■ Supplied material

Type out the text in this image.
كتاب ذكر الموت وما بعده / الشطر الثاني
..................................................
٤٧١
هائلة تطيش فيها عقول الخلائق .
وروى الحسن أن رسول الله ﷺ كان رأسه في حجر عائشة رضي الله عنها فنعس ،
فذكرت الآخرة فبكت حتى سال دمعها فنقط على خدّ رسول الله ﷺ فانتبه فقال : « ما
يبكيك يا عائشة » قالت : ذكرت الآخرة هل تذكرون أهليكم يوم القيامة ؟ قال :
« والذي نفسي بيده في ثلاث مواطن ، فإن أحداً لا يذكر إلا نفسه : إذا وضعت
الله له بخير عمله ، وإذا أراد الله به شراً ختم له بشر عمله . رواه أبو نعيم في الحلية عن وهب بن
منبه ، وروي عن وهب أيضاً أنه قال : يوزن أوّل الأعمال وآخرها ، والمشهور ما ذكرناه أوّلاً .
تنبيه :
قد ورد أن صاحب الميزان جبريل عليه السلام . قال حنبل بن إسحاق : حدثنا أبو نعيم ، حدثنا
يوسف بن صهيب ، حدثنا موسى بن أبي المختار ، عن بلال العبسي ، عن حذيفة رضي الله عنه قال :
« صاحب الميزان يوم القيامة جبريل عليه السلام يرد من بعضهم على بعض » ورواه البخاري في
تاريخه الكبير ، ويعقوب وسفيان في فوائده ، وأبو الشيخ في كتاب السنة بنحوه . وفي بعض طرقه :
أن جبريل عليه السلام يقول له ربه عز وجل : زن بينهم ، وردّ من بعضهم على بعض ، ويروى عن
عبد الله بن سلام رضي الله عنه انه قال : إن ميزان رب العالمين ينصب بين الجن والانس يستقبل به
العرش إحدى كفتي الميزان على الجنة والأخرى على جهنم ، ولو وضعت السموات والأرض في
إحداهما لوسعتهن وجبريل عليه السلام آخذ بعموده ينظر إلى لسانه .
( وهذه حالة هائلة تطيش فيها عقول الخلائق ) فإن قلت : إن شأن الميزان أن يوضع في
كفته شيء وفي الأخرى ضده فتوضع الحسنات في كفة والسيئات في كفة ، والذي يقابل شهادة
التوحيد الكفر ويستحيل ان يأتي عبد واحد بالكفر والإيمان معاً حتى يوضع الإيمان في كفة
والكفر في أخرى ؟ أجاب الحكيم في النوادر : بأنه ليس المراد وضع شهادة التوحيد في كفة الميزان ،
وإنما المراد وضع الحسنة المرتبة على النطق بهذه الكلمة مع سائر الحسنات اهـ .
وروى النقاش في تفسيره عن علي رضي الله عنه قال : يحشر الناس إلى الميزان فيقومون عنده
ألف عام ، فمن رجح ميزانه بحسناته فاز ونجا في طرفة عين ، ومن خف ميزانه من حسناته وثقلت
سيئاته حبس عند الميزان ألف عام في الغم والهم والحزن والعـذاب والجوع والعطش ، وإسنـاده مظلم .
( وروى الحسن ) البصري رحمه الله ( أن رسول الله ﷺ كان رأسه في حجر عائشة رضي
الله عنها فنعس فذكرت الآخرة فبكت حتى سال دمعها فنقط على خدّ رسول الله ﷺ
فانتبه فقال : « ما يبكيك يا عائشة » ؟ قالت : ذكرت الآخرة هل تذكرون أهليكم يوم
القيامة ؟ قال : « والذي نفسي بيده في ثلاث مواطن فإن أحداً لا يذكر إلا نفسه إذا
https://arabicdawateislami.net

■ What you are asked to do
Above are the records. Copy every line in them holding "عقول".

■ Output of the exercise
هائلة تطيش فيها عقول الخلائق .
( وهذه حالة هائلة تطيش فيها عقول الخلائق ) فإن قلت : إن شأن الميزان أن يوضع في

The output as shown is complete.